> The task:
Go through the entries one line at a time, and gather every line that has the word "Manmade".

> Information shown:
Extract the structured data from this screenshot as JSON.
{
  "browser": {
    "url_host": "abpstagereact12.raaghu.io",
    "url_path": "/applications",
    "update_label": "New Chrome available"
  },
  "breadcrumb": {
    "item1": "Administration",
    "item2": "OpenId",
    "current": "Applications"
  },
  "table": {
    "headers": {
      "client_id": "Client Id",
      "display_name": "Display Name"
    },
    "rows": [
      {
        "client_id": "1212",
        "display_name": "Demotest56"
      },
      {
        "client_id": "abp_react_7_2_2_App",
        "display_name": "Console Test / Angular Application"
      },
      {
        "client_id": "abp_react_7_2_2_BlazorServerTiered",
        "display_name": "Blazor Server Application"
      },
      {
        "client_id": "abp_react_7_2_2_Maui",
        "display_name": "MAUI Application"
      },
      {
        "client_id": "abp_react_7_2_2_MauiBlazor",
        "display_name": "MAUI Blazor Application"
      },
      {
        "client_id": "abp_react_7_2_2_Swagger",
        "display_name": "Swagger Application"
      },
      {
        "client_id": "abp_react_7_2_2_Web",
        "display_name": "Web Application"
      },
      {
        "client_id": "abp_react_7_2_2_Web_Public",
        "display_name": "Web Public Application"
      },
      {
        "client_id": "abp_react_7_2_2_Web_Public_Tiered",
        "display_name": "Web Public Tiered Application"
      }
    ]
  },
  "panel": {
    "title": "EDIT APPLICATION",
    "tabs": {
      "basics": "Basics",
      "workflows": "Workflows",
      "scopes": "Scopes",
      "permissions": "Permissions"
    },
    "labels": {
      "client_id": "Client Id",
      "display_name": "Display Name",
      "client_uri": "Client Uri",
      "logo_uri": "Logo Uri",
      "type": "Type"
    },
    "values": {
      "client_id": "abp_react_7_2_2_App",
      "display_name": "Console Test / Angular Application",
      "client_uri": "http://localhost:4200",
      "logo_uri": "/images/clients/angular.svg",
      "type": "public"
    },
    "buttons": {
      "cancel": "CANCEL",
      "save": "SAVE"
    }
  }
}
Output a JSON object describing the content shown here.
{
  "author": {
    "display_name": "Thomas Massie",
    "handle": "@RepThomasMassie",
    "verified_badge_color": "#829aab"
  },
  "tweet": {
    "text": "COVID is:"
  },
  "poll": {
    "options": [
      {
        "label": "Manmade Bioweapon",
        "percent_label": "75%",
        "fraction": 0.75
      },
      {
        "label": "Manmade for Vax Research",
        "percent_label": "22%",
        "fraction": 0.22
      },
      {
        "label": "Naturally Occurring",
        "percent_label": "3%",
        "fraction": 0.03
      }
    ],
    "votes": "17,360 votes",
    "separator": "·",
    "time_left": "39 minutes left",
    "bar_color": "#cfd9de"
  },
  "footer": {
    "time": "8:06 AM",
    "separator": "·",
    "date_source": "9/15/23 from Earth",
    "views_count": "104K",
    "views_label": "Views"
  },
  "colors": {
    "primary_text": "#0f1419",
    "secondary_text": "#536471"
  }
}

> Result of this task:
        "label": "Manmade Bioweapon",
        "label": "Manmade for Vax Research",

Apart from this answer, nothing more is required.